== TASK BRIEF ==
Transcribe all of the material below word for word and leave out its pictures.

BEGIN

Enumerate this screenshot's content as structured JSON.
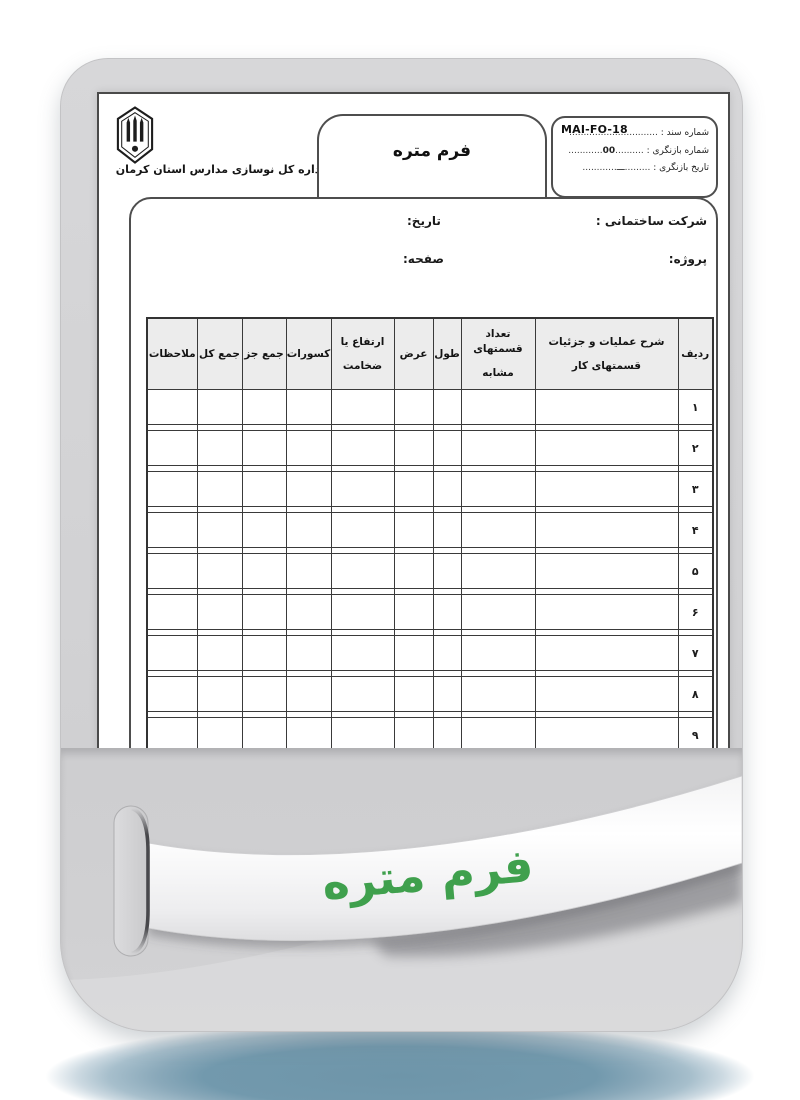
{
  "org": {
    "name": "اداره کل نوسازی مدارس استان کرمان",
    "logo": "school-renovation-emblem"
  },
  "header": {
    "title": "فرم متره",
    "code": "MAI-FO-18",
    "doc_number": {
      "label": "شماره سند :",
      "dots": "..............................."
    },
    "revision_number": {
      "label": "شماره بازنگری :",
      "dots_before": "..........",
      "value": "00",
      "dots_after": "............"
    },
    "revision_date": {
      "label": "تاریخ بازنگری :",
      "dots_before": ".........",
      "value": "ـــ",
      "dots_after": "............"
    }
  },
  "form": {
    "company_label": "شرکت ساختمانی :",
    "project_label": "پروژه:",
    "date_label": "تاریخ:",
    "page_label": "صفحه:"
  },
  "table": {
    "headers": [
      {
        "label": "ردیف"
      },
      {
        "line1": "شرح عملیات و جزئیات",
        "line2": "قسمتهای کار"
      },
      {
        "line1": "تعداد قسمتهای",
        "line2": "مشابه"
      },
      {
        "label": "طول"
      },
      {
        "label": "عرض"
      },
      {
        "line1": "ارتفاع یا",
        "line2": "ضخامت"
      },
      {
        "label": "کسورات"
      },
      {
        "label": "جمع جز"
      },
      {
        "label": "جمع کل"
      },
      {
        "label": "ملاحظات"
      }
    ],
    "row_numbers": [
      "۱",
      "۲",
      "۳",
      "۴",
      "۵",
      "۶",
      "۷",
      "۸",
      "۹"
    ]
  },
  "ribbon": {
    "title": "فرم متره"
  },
  "colors": {
    "accent_green": "#3fa04d",
    "folder_gray": "#d2d2d4",
    "pocket_gray": "#cfcfd1",
    "table_border": "#3a3a3a",
    "header_cell_bg": "#ececec",
    "base_shadow_blue": "#6e95a9"
  }
}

END

== REPLY TO THE EXERCISE ==
Enumerate this screenshot's content as structured JSON.
{
  "org": {
    "name": "اداره کل نوسازی مدارس استان کرمان",
    "logo": "school-renovation-emblem"
  },
  "header": {
    "title": "فرم متره",
    "code": "MAI-FO-18",
    "doc_number": {
      "label": "شماره سند :",
      "dots": "..............................."
    },
    "revision_number": {
      "label": "شماره بازنگری :",
      "dots_before": "..........",
      "value": "00",
      "dots_after": "............"
    },
    "revision_date": {
      "label": "تاریخ بازنگری :",
      "dots_before": ".........",
      "value": "ـــ",
      "dots_after": "............"
    }
  },
  "form": {
    "company_label": "شرکت ساختمانی :",
    "project_label": "پروژه:",
    "date_label": "تاریخ:",
    "page_label": "صفحه:"
  },
  "table": {
    "headers": [
      {
        "label": "ردیف"
      },
      {
        "line1": "شرح عملیات و جزئیات",
        "line2": "قسمتهای کار"
      },
      {
        "line1": "تعداد قسمتهای",
        "line2": "مشابه"
      },
      {
        "label": "طول"
      },
      {
        "label": "عرض"
      },
      {
        "line1": "ارتفاع یا",
        "line2": "ضخامت"
      },
      {
        "label": "کسورات"
      },
      {
        "label": "جمع جز"
      },
      {
        "label": "جمع کل"
      },
      {
        "label": "ملاحظات"
      }
    ],
    "row_numbers": [
      "۱",
      "۲",
      "۳",
      "۴",
      "۵",
      "۶",
      "۷",
      "۸",
      "۹"
    ]
  },
  "ribbon": {
    "title": "فرم متره"
  },
  "colors": {
    "accent_green": "#3fa04d",
    "folder_gray": "#d2d2d4",
    "pocket_gray": "#cfcfd1",
    "table_border": "#3a3a3a",
    "header_cell_bg": "#ececec",
    "base_shadow_blue": "#6e95a9"
  }
}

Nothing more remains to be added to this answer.